Quote the material word for word from its first line down to the line containing "heatmap-cell — [190, 274, 193, 276]", both ends included.
####################
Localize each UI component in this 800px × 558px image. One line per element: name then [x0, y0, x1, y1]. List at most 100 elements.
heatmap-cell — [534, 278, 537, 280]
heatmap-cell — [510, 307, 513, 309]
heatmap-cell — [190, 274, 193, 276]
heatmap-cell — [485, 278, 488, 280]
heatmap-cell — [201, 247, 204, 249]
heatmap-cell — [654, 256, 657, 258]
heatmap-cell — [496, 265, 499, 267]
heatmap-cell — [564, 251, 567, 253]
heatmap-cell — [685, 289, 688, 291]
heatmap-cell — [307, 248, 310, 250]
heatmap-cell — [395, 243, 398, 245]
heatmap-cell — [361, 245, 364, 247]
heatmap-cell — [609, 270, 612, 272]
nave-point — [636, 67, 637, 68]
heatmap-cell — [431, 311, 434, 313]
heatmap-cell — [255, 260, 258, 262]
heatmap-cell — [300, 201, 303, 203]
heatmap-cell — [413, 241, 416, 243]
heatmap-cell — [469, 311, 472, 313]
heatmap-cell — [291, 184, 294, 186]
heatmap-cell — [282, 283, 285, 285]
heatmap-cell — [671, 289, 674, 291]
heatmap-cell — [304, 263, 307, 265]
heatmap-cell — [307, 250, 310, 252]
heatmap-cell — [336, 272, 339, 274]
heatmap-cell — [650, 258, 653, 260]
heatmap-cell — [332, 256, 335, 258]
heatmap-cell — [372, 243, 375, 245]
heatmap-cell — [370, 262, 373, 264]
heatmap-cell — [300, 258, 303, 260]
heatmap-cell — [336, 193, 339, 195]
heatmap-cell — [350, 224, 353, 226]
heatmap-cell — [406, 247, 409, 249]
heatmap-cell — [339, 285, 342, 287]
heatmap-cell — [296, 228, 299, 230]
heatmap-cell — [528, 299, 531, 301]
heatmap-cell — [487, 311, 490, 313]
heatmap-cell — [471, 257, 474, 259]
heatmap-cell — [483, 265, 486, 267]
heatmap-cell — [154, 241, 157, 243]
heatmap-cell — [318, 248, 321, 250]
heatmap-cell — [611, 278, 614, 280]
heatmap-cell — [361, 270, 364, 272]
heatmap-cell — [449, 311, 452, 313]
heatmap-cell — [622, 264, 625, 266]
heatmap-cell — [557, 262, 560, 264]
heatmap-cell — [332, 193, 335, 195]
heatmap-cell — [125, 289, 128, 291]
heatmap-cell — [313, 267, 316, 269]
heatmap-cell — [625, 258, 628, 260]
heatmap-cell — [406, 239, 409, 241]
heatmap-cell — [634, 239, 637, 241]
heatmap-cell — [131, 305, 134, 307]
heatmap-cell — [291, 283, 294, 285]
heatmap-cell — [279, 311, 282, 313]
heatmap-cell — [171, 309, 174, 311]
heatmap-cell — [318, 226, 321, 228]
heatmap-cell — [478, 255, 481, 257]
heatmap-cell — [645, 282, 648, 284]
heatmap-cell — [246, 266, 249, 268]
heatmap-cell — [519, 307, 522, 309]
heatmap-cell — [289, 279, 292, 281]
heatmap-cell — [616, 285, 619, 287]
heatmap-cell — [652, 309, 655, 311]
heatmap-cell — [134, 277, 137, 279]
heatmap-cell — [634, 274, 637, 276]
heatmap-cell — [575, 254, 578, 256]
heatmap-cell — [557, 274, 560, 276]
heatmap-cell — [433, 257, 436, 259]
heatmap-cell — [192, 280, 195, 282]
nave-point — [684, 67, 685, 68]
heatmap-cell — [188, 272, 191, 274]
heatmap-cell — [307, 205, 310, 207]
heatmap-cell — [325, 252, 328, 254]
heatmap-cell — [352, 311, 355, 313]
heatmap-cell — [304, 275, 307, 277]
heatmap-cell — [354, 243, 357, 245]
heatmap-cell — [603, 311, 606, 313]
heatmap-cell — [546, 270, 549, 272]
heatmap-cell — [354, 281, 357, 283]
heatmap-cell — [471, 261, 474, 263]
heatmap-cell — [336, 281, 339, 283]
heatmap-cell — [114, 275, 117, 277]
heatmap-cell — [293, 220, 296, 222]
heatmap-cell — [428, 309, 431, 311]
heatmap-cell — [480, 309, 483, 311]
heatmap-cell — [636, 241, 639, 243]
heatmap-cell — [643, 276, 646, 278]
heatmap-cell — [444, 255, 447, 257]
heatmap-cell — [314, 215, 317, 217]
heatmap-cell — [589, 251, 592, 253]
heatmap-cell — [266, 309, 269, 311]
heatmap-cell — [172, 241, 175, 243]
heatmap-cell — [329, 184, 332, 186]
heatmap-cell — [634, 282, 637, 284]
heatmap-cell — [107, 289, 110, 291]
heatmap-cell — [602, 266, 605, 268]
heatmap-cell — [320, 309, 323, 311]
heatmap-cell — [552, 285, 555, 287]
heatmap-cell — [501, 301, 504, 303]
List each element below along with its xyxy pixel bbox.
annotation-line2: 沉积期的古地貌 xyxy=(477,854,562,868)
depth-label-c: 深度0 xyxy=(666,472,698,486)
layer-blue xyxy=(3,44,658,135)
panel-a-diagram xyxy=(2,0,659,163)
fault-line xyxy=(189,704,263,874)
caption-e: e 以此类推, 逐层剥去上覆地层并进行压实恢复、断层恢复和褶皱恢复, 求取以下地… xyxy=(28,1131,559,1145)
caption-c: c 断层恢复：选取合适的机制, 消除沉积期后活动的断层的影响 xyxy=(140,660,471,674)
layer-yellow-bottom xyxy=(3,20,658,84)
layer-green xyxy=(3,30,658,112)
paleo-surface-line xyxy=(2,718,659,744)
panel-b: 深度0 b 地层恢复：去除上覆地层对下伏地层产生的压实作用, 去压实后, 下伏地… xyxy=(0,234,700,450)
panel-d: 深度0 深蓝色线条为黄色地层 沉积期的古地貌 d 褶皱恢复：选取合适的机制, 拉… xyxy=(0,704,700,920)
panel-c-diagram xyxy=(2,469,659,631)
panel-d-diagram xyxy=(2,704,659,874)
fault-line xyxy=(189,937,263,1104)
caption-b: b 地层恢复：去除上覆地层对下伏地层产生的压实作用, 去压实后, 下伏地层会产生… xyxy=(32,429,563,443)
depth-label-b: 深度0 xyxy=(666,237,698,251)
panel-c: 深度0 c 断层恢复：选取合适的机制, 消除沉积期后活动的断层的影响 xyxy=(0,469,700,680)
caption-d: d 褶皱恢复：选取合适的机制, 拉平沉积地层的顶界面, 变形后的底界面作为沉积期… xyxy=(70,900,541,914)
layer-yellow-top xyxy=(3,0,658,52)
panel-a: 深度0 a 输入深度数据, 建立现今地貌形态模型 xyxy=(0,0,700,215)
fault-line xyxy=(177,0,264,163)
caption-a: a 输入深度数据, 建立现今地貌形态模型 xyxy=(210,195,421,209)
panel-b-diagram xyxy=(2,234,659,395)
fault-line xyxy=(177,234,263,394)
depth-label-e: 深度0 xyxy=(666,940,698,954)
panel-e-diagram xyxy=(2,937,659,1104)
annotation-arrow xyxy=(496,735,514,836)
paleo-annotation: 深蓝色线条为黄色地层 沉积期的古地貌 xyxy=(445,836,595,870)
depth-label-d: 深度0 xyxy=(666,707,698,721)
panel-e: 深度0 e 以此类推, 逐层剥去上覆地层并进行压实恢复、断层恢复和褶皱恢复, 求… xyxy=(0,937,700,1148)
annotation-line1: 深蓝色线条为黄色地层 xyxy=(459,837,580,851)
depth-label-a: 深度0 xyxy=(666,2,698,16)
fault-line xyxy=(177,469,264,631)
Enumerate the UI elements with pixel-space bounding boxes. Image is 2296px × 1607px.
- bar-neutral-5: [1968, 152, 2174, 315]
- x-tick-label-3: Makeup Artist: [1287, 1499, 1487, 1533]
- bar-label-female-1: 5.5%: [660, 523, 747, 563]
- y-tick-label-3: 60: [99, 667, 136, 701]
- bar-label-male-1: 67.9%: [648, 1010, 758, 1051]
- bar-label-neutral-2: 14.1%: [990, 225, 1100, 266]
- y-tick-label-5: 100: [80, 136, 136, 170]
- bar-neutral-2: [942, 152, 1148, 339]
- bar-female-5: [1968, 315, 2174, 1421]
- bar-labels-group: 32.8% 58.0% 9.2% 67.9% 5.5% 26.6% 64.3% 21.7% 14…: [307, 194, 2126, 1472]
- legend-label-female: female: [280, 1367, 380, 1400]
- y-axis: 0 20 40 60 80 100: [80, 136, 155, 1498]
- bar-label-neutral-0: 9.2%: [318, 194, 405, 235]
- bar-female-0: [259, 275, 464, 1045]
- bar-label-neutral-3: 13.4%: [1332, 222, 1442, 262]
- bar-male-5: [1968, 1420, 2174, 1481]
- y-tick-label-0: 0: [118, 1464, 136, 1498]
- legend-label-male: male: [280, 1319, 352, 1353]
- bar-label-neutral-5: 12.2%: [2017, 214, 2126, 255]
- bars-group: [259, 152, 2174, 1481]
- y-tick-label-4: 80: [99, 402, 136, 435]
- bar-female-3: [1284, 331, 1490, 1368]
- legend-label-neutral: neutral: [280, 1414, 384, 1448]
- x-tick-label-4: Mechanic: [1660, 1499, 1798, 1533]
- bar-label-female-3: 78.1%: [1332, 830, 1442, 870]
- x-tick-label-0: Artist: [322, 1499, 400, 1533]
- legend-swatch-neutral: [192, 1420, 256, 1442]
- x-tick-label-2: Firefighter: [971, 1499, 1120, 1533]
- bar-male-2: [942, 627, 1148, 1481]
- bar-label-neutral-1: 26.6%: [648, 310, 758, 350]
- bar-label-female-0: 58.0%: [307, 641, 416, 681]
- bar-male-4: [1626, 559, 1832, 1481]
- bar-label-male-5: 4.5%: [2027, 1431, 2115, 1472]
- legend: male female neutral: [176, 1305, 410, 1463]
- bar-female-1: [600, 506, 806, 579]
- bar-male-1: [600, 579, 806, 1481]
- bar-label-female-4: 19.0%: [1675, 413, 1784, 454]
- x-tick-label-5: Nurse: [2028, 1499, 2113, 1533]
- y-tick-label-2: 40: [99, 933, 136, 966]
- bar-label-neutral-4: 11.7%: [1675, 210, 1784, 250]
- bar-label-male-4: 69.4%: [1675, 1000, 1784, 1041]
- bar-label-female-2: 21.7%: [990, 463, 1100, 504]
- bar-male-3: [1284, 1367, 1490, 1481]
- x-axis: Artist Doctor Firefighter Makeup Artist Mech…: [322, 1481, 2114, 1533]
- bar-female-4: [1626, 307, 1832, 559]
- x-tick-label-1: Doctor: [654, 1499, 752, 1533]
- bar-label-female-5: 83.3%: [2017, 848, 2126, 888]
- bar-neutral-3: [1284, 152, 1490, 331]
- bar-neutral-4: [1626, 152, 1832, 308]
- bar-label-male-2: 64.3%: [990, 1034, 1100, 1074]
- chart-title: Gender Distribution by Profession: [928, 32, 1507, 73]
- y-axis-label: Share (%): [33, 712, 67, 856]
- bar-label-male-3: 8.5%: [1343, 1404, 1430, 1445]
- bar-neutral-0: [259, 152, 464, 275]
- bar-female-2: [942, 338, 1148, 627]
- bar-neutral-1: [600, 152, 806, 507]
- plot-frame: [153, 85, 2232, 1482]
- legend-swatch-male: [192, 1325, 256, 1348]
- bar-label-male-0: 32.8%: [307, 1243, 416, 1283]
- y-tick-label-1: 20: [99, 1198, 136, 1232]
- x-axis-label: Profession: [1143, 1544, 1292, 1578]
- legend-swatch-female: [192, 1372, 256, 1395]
####################
▸ Solution for this problem:
Localize each UI component in this 800px × 558px image. One line per element: name then [x0, y0, x1, y1]. List at most 100 elements.
heatmap-cell — [534, 278, 537, 280]
heatmap-cell — [510, 307, 513, 309]
heatmap-cell — [190, 274, 193, 276]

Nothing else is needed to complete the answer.